-- Exercise goal --
How many of the lines below contain "tươi"? Answer with that number alone.

-- Task material --
--

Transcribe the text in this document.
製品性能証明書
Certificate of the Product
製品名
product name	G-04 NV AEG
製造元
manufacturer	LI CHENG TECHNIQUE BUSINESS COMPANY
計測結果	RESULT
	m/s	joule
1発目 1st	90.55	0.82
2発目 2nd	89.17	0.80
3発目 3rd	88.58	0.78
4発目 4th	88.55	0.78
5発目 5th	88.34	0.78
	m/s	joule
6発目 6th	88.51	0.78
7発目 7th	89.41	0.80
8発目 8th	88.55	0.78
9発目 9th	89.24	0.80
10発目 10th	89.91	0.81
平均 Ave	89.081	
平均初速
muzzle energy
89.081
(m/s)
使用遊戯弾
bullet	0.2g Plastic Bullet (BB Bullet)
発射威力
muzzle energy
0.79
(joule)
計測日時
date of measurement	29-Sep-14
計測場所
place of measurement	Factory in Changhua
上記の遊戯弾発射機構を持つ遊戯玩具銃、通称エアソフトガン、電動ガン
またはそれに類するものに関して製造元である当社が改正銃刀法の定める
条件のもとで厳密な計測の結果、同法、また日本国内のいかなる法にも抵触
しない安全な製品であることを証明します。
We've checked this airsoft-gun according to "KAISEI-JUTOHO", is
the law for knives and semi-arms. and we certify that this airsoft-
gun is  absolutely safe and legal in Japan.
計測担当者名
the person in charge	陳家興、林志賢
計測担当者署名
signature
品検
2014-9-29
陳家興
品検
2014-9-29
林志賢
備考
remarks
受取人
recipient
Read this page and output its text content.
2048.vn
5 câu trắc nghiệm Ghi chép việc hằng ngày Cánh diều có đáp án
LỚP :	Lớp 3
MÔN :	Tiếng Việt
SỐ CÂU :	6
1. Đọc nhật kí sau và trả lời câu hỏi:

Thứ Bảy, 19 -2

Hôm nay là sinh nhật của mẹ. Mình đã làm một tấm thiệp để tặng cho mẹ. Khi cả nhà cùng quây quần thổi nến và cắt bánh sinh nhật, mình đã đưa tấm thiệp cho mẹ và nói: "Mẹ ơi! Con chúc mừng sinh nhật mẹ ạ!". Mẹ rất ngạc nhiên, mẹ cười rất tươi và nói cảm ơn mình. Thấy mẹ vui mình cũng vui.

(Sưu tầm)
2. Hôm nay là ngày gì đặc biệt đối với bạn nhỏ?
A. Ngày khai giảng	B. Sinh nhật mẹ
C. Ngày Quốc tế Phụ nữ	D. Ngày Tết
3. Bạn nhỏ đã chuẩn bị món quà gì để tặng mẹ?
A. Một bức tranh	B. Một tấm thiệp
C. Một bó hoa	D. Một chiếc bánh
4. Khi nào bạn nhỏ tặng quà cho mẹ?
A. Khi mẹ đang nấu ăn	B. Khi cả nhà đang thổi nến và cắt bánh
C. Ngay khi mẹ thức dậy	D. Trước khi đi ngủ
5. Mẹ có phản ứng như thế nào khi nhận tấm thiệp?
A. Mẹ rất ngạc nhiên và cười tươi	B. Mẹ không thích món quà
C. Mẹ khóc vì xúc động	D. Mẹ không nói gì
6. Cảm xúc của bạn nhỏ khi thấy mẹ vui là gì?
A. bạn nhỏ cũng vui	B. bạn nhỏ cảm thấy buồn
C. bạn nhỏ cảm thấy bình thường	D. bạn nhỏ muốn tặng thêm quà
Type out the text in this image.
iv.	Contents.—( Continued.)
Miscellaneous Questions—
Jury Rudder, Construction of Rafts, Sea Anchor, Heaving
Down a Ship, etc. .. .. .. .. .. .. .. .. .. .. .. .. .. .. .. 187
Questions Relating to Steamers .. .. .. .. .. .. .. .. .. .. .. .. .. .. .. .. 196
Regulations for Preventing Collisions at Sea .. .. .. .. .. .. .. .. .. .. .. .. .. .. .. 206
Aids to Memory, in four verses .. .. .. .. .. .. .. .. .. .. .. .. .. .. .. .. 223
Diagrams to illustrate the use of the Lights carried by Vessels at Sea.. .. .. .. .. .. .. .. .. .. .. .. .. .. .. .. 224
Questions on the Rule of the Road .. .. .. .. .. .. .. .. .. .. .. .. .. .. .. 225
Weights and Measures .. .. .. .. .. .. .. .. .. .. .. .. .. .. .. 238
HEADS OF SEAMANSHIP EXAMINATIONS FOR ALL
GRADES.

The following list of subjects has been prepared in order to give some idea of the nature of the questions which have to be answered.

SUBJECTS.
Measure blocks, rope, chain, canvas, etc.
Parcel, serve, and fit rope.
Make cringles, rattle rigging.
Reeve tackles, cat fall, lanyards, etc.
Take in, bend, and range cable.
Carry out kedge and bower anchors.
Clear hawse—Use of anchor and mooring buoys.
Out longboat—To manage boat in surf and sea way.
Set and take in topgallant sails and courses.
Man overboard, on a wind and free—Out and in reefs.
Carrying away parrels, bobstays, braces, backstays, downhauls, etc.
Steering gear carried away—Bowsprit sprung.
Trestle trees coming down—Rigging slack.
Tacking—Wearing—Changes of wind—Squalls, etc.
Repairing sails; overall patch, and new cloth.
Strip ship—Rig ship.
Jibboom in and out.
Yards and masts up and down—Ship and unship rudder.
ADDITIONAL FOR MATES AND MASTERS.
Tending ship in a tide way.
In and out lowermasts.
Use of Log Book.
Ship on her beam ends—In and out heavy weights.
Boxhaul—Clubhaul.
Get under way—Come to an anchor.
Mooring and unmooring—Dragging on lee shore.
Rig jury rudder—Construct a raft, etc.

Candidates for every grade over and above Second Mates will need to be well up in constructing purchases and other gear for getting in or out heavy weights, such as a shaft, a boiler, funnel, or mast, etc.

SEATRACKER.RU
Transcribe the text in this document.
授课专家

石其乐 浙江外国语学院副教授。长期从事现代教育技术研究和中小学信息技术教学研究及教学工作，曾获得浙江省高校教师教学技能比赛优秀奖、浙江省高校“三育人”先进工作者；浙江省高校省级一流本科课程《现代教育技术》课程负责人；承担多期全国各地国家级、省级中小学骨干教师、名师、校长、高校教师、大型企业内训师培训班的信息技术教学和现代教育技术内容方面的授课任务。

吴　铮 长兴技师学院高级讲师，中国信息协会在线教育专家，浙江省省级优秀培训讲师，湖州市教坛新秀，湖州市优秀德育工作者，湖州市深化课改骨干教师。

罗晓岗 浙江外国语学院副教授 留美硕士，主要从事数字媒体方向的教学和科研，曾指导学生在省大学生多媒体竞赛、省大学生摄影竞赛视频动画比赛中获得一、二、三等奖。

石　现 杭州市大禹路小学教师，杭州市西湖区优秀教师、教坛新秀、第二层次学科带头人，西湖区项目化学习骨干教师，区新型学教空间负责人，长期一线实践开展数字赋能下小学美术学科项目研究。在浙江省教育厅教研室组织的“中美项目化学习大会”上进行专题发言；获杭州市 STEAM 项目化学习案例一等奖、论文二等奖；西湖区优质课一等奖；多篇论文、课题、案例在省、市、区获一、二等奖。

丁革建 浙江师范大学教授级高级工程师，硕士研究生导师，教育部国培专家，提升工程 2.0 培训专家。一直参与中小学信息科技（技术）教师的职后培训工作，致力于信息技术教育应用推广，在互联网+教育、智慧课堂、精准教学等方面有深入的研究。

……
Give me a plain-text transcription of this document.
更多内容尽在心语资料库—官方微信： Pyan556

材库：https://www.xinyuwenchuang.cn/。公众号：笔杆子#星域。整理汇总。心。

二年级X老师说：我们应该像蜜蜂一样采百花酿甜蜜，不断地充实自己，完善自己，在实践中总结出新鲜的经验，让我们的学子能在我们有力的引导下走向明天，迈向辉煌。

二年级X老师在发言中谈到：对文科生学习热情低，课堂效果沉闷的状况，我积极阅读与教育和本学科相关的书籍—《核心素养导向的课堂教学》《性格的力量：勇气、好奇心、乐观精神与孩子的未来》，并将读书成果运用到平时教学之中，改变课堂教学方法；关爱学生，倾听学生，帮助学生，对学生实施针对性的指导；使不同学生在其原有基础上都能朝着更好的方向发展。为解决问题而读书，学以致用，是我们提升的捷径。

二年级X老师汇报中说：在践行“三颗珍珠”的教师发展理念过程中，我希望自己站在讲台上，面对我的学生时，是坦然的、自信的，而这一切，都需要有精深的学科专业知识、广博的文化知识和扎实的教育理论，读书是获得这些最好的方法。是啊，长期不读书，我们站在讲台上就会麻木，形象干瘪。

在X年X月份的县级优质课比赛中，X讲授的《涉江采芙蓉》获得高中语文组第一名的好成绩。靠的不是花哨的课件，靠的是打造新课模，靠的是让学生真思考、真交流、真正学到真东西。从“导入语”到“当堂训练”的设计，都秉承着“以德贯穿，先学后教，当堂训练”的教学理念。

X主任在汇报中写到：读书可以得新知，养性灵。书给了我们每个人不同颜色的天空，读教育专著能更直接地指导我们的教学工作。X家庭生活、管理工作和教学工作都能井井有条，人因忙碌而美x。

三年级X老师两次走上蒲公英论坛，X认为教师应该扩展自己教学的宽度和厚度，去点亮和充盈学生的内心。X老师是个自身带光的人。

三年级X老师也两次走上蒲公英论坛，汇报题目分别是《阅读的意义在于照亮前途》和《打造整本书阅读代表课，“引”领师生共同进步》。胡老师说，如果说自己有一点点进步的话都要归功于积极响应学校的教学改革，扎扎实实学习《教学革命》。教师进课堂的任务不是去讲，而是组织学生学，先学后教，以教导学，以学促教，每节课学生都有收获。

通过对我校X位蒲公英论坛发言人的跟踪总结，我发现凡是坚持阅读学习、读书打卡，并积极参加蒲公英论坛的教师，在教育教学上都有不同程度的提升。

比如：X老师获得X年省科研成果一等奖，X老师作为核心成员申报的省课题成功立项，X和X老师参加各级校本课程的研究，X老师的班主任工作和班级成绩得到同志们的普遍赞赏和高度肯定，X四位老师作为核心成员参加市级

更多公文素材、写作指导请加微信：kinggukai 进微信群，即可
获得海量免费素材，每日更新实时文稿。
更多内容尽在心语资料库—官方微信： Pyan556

--

-- Task answer --
2